What is required
Copy every entry word for word. Skip the pictures.
--- Start Data to process ---
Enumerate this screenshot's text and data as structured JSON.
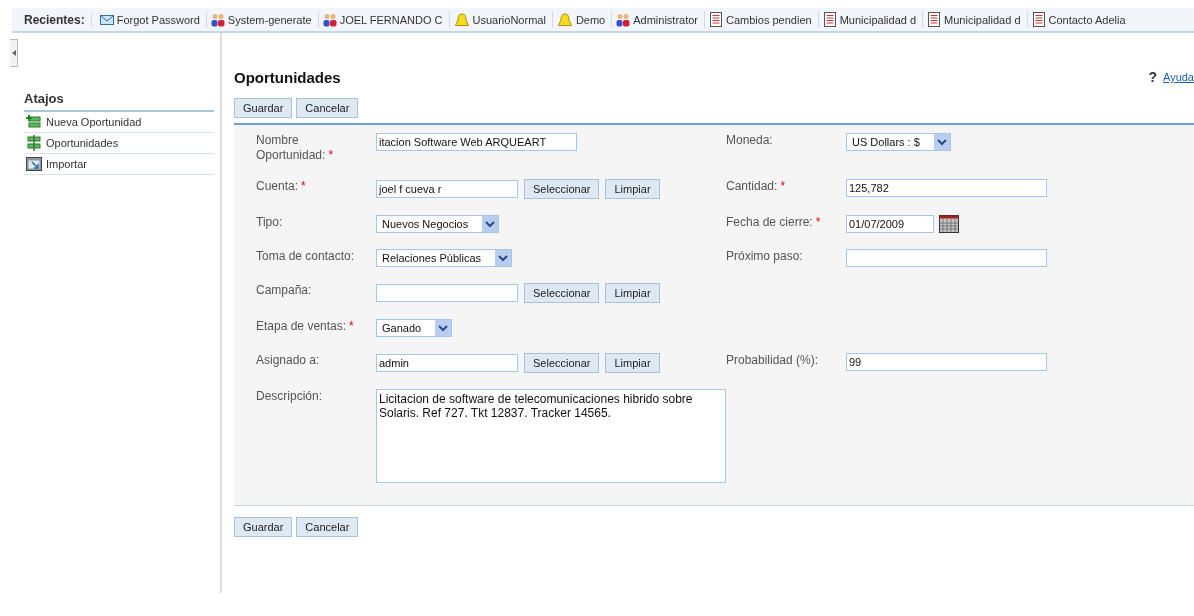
{
  "recents": {
    "label": "Recientes:",
    "items": [
      {
        "kind": "mail",
        "label": "Forgot Password"
      },
      {
        "kind": "users",
        "label": "System-generate"
      },
      {
        "kind": "users",
        "label": "JOEL FERNANDO C"
      },
      {
        "kind": "bell",
        "label": "UsuarioNormal"
      },
      {
        "kind": "bell",
        "label": "Demo"
      },
      {
        "kind": "users",
        "label": "Administrator"
      },
      {
        "kind": "doc",
        "label": "Cambios pendien"
      },
      {
        "kind": "doc",
        "label": "Municipalidad d"
      },
      {
        "kind": "doc",
        "label": "Municipalidad d"
      },
      {
        "kind": "doc",
        "label": "Contacto Adelia"
      }
    ]
  },
  "sidebar": {
    "title": "Atajos",
    "items": [
      {
        "kind": "new",
        "label": "Nueva Oportunidad"
      },
      {
        "kind": "money",
        "label": "Oportunidades"
      },
      {
        "kind": "import",
        "label": "Importar"
      }
    ]
  },
  "page": {
    "title": "Oportunidades",
    "help_mark": "?",
    "help_link": "Ayuda"
  },
  "buttons_top": [
    "Guardar",
    "Cancelar"
  ],
  "rows": [
    {
      "left": {
        "kind": "text",
        "label": "Nombre Oportunidad:",
        "required_mark": "*",
        "value": "itacion Software Web ARQUEART"
      },
      "right": {
        "kind": "select",
        "label": "Moneda:",
        "value": "US Dollars : $"
      }
    },
    {
      "left": {
        "kind": "lookup",
        "label": "Cuenta:",
        "required_mark": "*",
        "value": "joel f cueva r",
        "buttons": [
          "Seleccionar",
          "Limpiar"
        ]
      },
      "right": {
        "kind": "text",
        "label": "Cantidad:",
        "required_mark": "*",
        "value": "125,782"
      }
    },
    {
      "left": {
        "kind": "select",
        "label": "Tipo:",
        "value": "Nuevos Negocios"
      },
      "right": {
        "kind": "date",
        "label": "Fecha de cierre:",
        "required_mark": "*",
        "value": "01/07/2009"
      }
    },
    {
      "left": {
        "kind": "select",
        "label": "Toma de contacto:",
        "value": "Relaciones Públicas"
      },
      "right": {
        "kind": "text",
        "label": "Próximo paso:"
      }
    },
    {
      "left": {
        "kind": "lookup",
        "label": "Campaña:",
        "buttons": [
          "Seleccionar",
          "Limpiar"
        ]
      }
    },
    {
      "left": {
        "kind": "select",
        "label": "Etapa de ventas:",
        "required_mark": "*",
        "value": "Ganado"
      }
    },
    {
      "left": {
        "kind": "lookup",
        "label": "Asignado a:",
        "value": "admin",
        "buttons": [
          "Seleccionar",
          "Limpiar"
        ]
      },
      "right": {
        "kind": "text",
        "label": "Probabilidad (%):",
        "value": "99"
      }
    },
    {
      "left": {
        "kind": "textarea",
        "label": "Descripción:",
        "value": "Licitacion de software de telecomunicaciones hibrido sobre Solaris. Ref 727. Tkt 12837. Tracker 14565."
      }
    }
  ],
  "buttons_bottom": [
    "Guardar",
    "Cancelar"
  ]
}
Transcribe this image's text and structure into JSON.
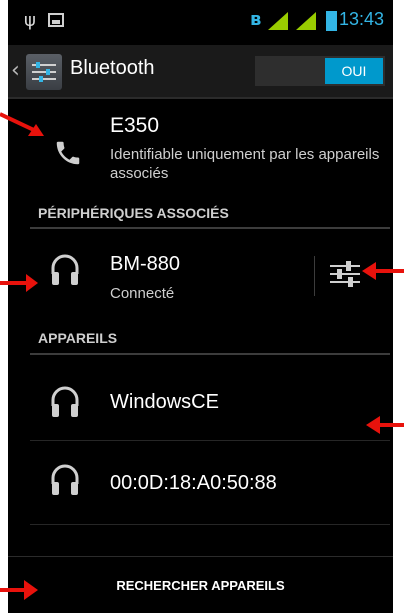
{
  "status_bar": {
    "usb_icon": "usb-icon",
    "image_icon": "image-icon",
    "bluetooth_icon": "bluetooth-icon",
    "signal_icons": [
      "signal-icon",
      "signal-icon"
    ],
    "battery_icon": "battery-icon",
    "time": "13:43",
    "accent_color": "#33b5e5",
    "signal_color": "#99cc00"
  },
  "action_bar": {
    "title": "Bluetooth",
    "toggle_label": "OUI",
    "toggle_color": "#0099cc"
  },
  "device": {
    "name": "E350",
    "description": "Identifiable uniquement par les appareils associés"
  },
  "paired_section": {
    "title": "PÉRIPHÉRIQUES ASSOCIÉS",
    "items": [
      {
        "name": "BM-880",
        "status": "Connecté"
      }
    ]
  },
  "devices_section": {
    "title": "APPAREILS",
    "items": [
      {
        "name": "WindowsCE"
      },
      {
        "name": "00:0D:18:A0:50:88"
      }
    ]
  },
  "footer": {
    "search_label": "RECHERCHER APPAREILS"
  },
  "annotation_color": "#e8120c"
}
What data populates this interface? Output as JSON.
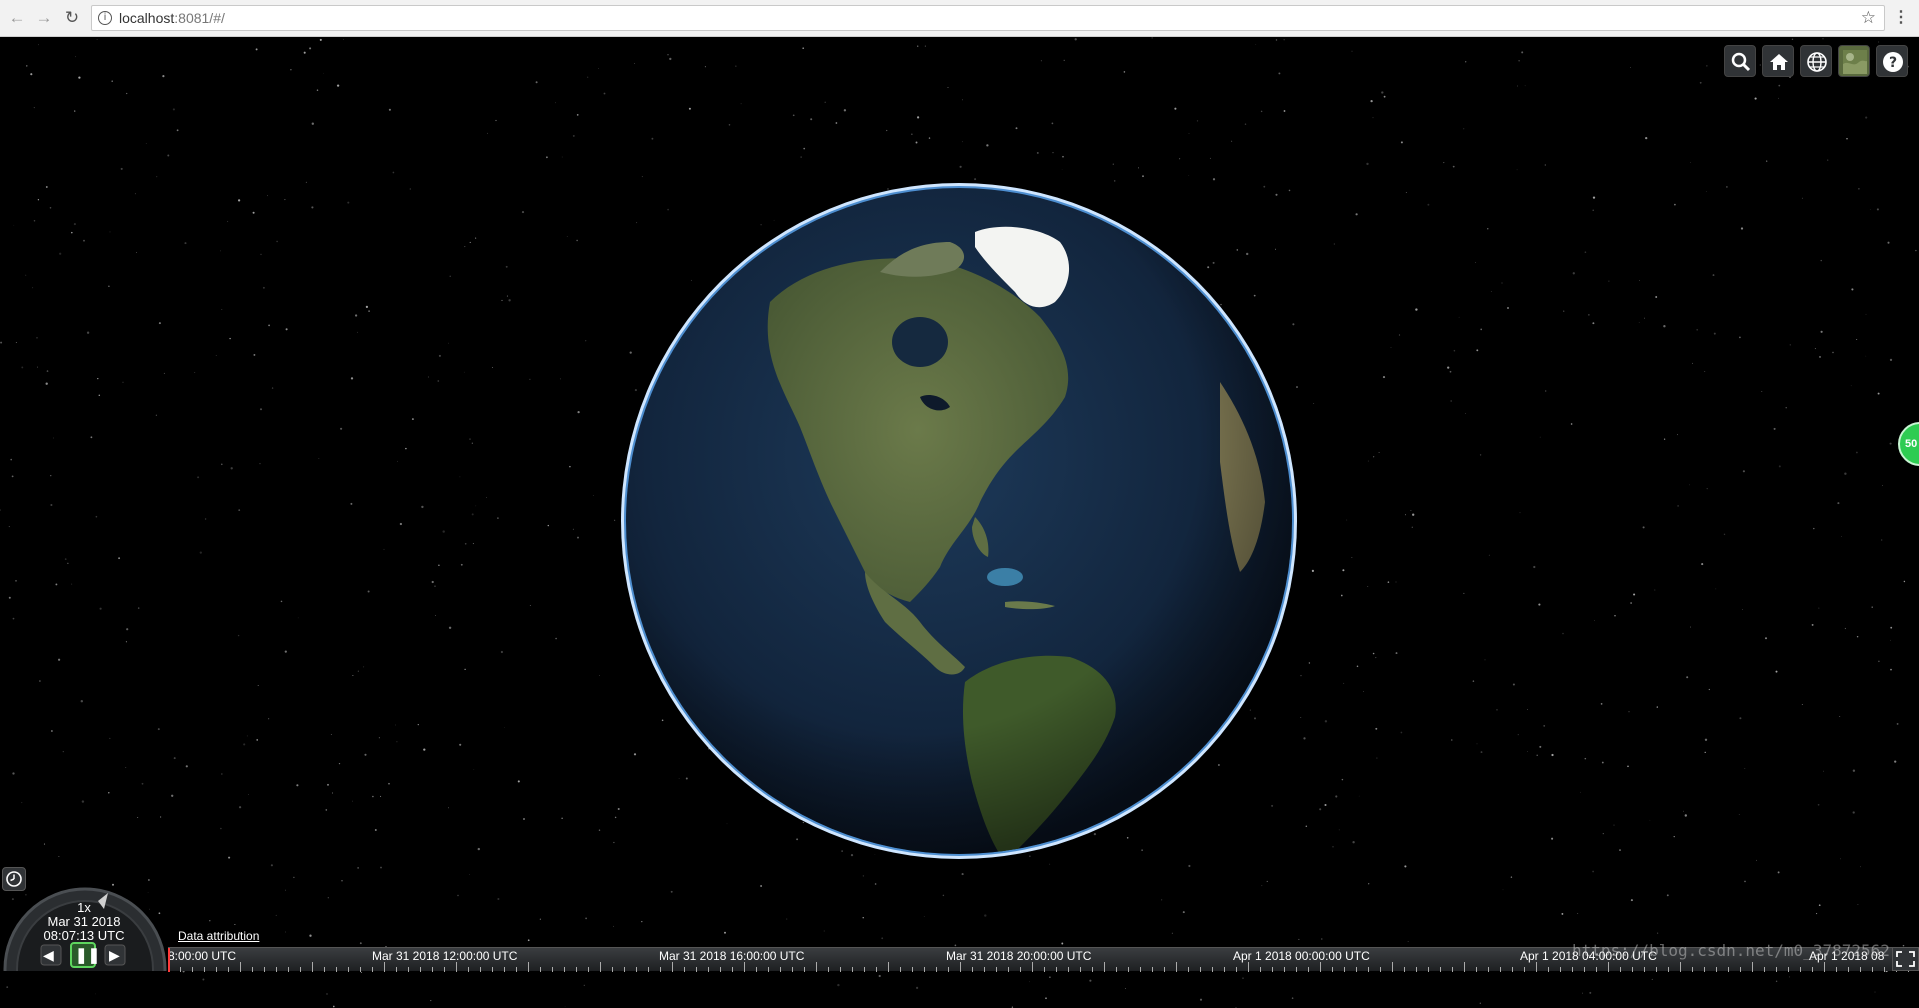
{
  "browser": {
    "url_host": "localhost",
    "url_rest": ":8081/#/"
  },
  "viewer": {
    "side_badge": "50"
  },
  "toolbar": {
    "icons": [
      "search-icon",
      "home-icon",
      "globe-icon",
      "imagery-icon",
      "help-icon"
    ]
  },
  "animation": {
    "speed": "1x",
    "date": "Mar 31 2018",
    "time": "08:07:13 UTC"
  },
  "credits": {
    "data_attribution": "Data attribution"
  },
  "timeline": {
    "labels": [
      "8:00:00 UTC",
      "Mar 31 2018 12:00:00 UTC",
      "Mar 31 2018 16:00:00 UTC",
      "Mar 31 2018 20:00:00 UTC",
      "Apr 1 2018 00:00:00 UTC",
      "Apr 1 2018 04:00:00 UTC",
      "Apr 1 2018 08"
    ]
  },
  "watermark": "https://blog.csdn.net/m0_37872562"
}
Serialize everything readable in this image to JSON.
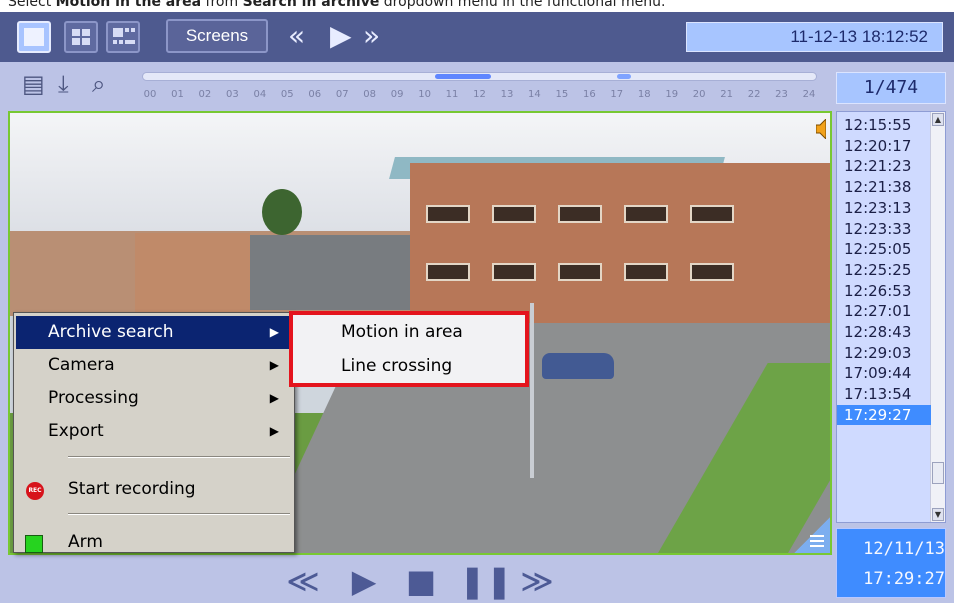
{
  "caption": {
    "text_before": "Select ",
    "text_bold_1": "Motion in the area",
    "text_middle": " from ",
    "text_bold_2": "Search in archive",
    "text_after": " dropdown menu in the functional menu."
  },
  "toolbar": {
    "screens_label": "Screens",
    "clock": "11-12-13  18:12:52"
  },
  "timeline": {
    "hours": [
      "00",
      "01",
      "02",
      "03",
      "04",
      "05",
      "06",
      "07",
      "08",
      "09",
      "10",
      "11",
      "12",
      "13",
      "14",
      "15",
      "16",
      "17",
      "18",
      "19",
      "20",
      "21",
      "22",
      "23",
      "24"
    ],
    "counter": "1/474"
  },
  "timestamps": [
    "12:15:55",
    "12:20:17",
    "12:21:23",
    "12:21:38",
    "12:23:13",
    "12:23:33",
    "12:25:05",
    "12:25:25",
    "12:26:53",
    "12:27:01",
    "12:28:43",
    "12:29:03",
    "17:09:44",
    "17:13:54",
    "17:29:27"
  ],
  "selected_timestamp_index": 14,
  "date_box": {
    "date": "12/11/13",
    "time": "17:29:27"
  },
  "context_menu": {
    "items": [
      {
        "label": "Archive search",
        "selected": true
      },
      {
        "label": "Camera"
      },
      {
        "label": "Processing"
      },
      {
        "label": "Export"
      }
    ],
    "start_recording": "Start recording",
    "rec_badge": "REC",
    "arm": "Arm"
  },
  "submenu": {
    "items": [
      "Motion in area",
      "Line crossing"
    ]
  },
  "colors": {
    "toolbar_bg": "#4e5a8f",
    "accent_blue": "#3f8cff",
    "highlight_red": "#e4141d",
    "viewport_border": "#78c832"
  }
}
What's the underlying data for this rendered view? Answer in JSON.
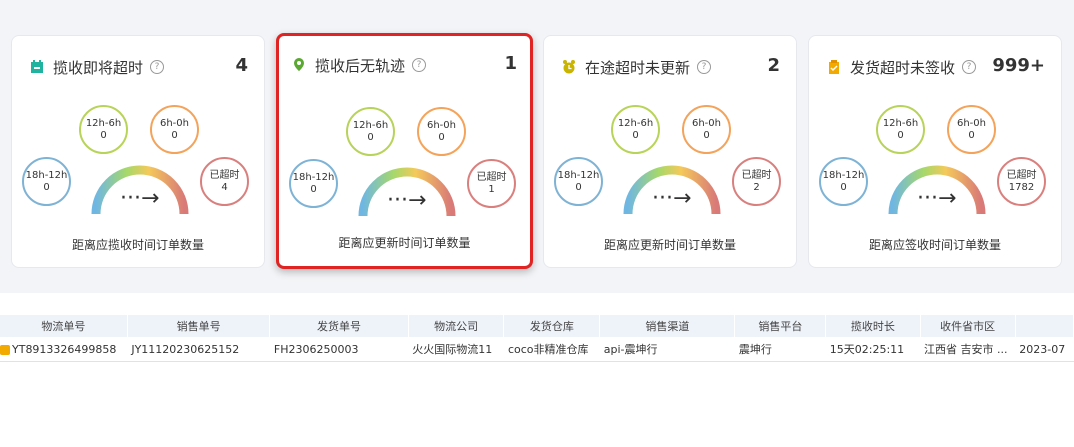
--- End Data to process ---
Correct response
Enumerate this screenshot's text and data as structured JSON.
{
  "recents": {
    "label": "Recientes:",
    "items": [
      {
        "kind": "mail",
        "label": "Forgot Password"
      },
      {
        "kind": "users",
        "label": "System-generate"
      },
      {
        "kind": "users",
        "label": "JOEL FERNANDO C"
      },
      {
        "kind": "bell",
        "label": "UsuarioNormal"
      },
      {
        "kind": "bell",
        "label": "Demo"
      },
      {
        "kind": "users",
        "label": "Administrator"
      },
      {
        "kind": "doc",
        "label": "Cambios pendien"
      },
      {
        "kind": "doc",
        "label": "Municipalidad d"
      },
      {
        "kind": "doc",
        "label": "Municipalidad d"
      },
      {
        "kind": "doc",
        "label": "Contacto Adelia"
      }
    ]
  },
  "sidebar": {
    "title": "Atajos",
    "items": [
      {
        "kind": "new",
        "label": "Nueva Oportunidad"
      },
      {
        "kind": "money",
        "label": "Oportunidades"
      },
      {
        "kind": "import",
        "label": "Importar"
      }
    ]
  },
  "page": {
    "title": "Oportunidades",
    "help_mark": "?",
    "help_link": "Ayuda"
  },
  "buttons_top": [
    "Guardar",
    "Cancelar"
  ],
  "rows": [
    {
      "left": {
        "kind": "text",
        "label": "Nombre Oportunidad:",
        "required_mark": "*",
        "value": "itacion Software Web ARQUEART"
      },
      "right": {
        "kind": "select",
        "label": "Moneda:",
        "value": "US Dollars : $"
      }
    },
    {
      "left": {
        "kind": "lookup",
        "label": "Cuenta:",
        "required_mark": "*",
        "value": "joel f cueva r",
        "buttons": [
          "Seleccionar",
          "Limpiar"
        ]
      },
      "right": {
        "kind": "text",
        "label": "Cantidad:",
        "required_mark": "*",
        "value": "125,782"
      }
    },
    {
      "left": {
        "kind": "select",
        "label": "Tipo:",
        "value": "Nuevos Negocios"
      },
      "right": {
        "kind": "date",
        "label": "Fecha de cierre:",
        "required_mark": "*",
        "value": "01/07/2009"
      }
    },
    {
      "left": {
        "kind": "select",
        "label": "Toma de contacto:",
        "value": "Relaciones Públicas"
      },
      "right": {
        "kind": "text",
        "label": "Próximo paso:"
      }
    },
    {
      "left": {
        "kind": "lookup",
        "label": "Campaña:",
        "buttons": [
          "Seleccionar",
          "Limpiar"
        ]
      }
    },
    {
      "left": {
        "kind": "select",
        "label": "Etapa de ventas:",
        "required_mark": "*",
        "value": "Ganado"
      }
    },
    {
      "left": {
        "kind": "lookup",
        "label": "Asignado a:",
        "value": "admin",
        "buttons": [
          "Seleccionar",
          "Limpiar"
        ]
      },
      "right": {
        "kind": "text",
        "label": "Probabilidad (%):",
        "value": "99"
      }
    },
    {
      "left": {
        "kind": "textarea",
        "label": "Descripción:",
        "value": "Licitacion de software de telecomunicaciones hibrido sobre Solaris. Ref 727. Tkt 12837. Tracker 14565."
      }
    }
  ],
  "buttons_bottom": [
    "Guardar",
    "Cancelar"
  ]
}
Transcribe this image's text and structure into JSON.
{
  "status_bar": {
    "usb_icon": "usb-icon",
    "image_icon": "image-icon",
    "bluetooth_icon": "bluetooth-icon",
    "signal_icons": [
      "signal-icon",
      "signal-icon"
    ],
    "battery_icon": "battery-icon",
    "time": "13:43",
    "accent_color": "#33b5e5",
    "signal_color": "#99cc00"
  },
  "action_bar": {
    "title": "Bluetooth",
    "toggle_label": "OUI",
    "toggle_color": "#0099cc"
  },
  "device": {
    "name": "E350",
    "description": "Identifiable uniquement par les appareils associés"
  },
  "paired_section": {
    "title": "PÉRIPHÉRIQUES ASSOCIÉS",
    "items": [
      {
        "name": "BM-880",
        "status": "Connecté"
      }
    ]
  },
  "devices_section": {
    "title": "APPAREILS",
    "items": [
      {
        "name": "WindowsCE"
      },
      {
        "name": "00:0D:18:A0:50:88"
      }
    ]
  },
  "footer": {
    "search_label": "RECHERCHER APPAREILS"
  },
  "annotation_color": "#e8120c"
}
What data populates this interface? Output as JSON.
{
  "browser": {
    "url_host": "localhost",
    "url_rest": ":8081/#/"
  },
  "viewer": {
    "side_badge": "50"
  },
  "toolbar": {
    "icons": [
      "search-icon",
      "home-icon",
      "globe-icon",
      "imagery-icon",
      "help-icon"
    ]
  },
  "animation": {
    "speed": "1x",
    "date": "Mar 31 2018",
    "time": "08:07:13 UTC"
  },
  "credits": {
    "data_attribution": "Data attribution"
  },
  "timeline": {
    "labels": [
      "8:00:00 UTC",
      "Mar 31 2018 12:00:00 UTC",
      "Mar 31 2018 16:00:00 UTC",
      "Mar 31 2018 20:00:00 UTC",
      "Apr 1 2018 00:00:00 UTC",
      "Apr 1 2018 04:00:00 UTC",
      "Apr 1 2018 08"
    ]
  },
  "watermark": "https://blog.csdn.net/m0_37872562"
}
Serialize everything readable in this image to JSON.
{
  "caption": {
    "text_before": "Select ",
    "text_bold_1": "Motion in the area",
    "text_middle": " from ",
    "text_bold_2": "Search in archive",
    "text_after": " dropdown menu in the functional menu."
  },
  "toolbar": {
    "screens_label": "Screens",
    "clock": "11-12-13  18:12:52"
  },
  "timeline": {
    "hours": [
      "00",
      "01",
      "02",
      "03",
      "04",
      "05",
      "06",
      "07",
      "08",
      "09",
      "10",
      "11",
      "12",
      "13",
      "14",
      "15",
      "16",
      "17",
      "18",
      "19",
      "20",
      "21",
      "22",
      "23",
      "24"
    ],
    "counter": "1/474"
  },
  "timestamps": [
    "12:15:55",
    "12:20:17",
    "12:21:23",
    "12:21:38",
    "12:23:13",
    "12:23:33",
    "12:25:05",
    "12:25:25",
    "12:26:53",
    "12:27:01",
    "12:28:43",
    "12:29:03",
    "17:09:44",
    "17:13:54",
    "17:29:27"
  ],
  "selected_timestamp_index": 14,
  "date_box": {
    "date": "12/11/13",
    "time": "17:29:27"
  },
  "context_menu": {
    "items": [
      {
        "label": "Archive search",
        "selected": true
      },
      {
        "label": "Camera"
      },
      {
        "label": "Processing"
      },
      {
        "label": "Export"
      }
    ],
    "start_recording": "Start recording",
    "rec_badge": "REC",
    "arm": "Arm"
  },
  "submenu": {
    "items": [
      "Motion in area",
      "Line crossing"
    ]
  },
  "colors": {
    "toolbar_bg": "#4e5a8f",
    "accent_blue": "#3f8cff",
    "highlight_red": "#e4141d",
    "viewport_border": "#78c832"
  }
}
What's the underlying data for this rendered view? Answer in JSON.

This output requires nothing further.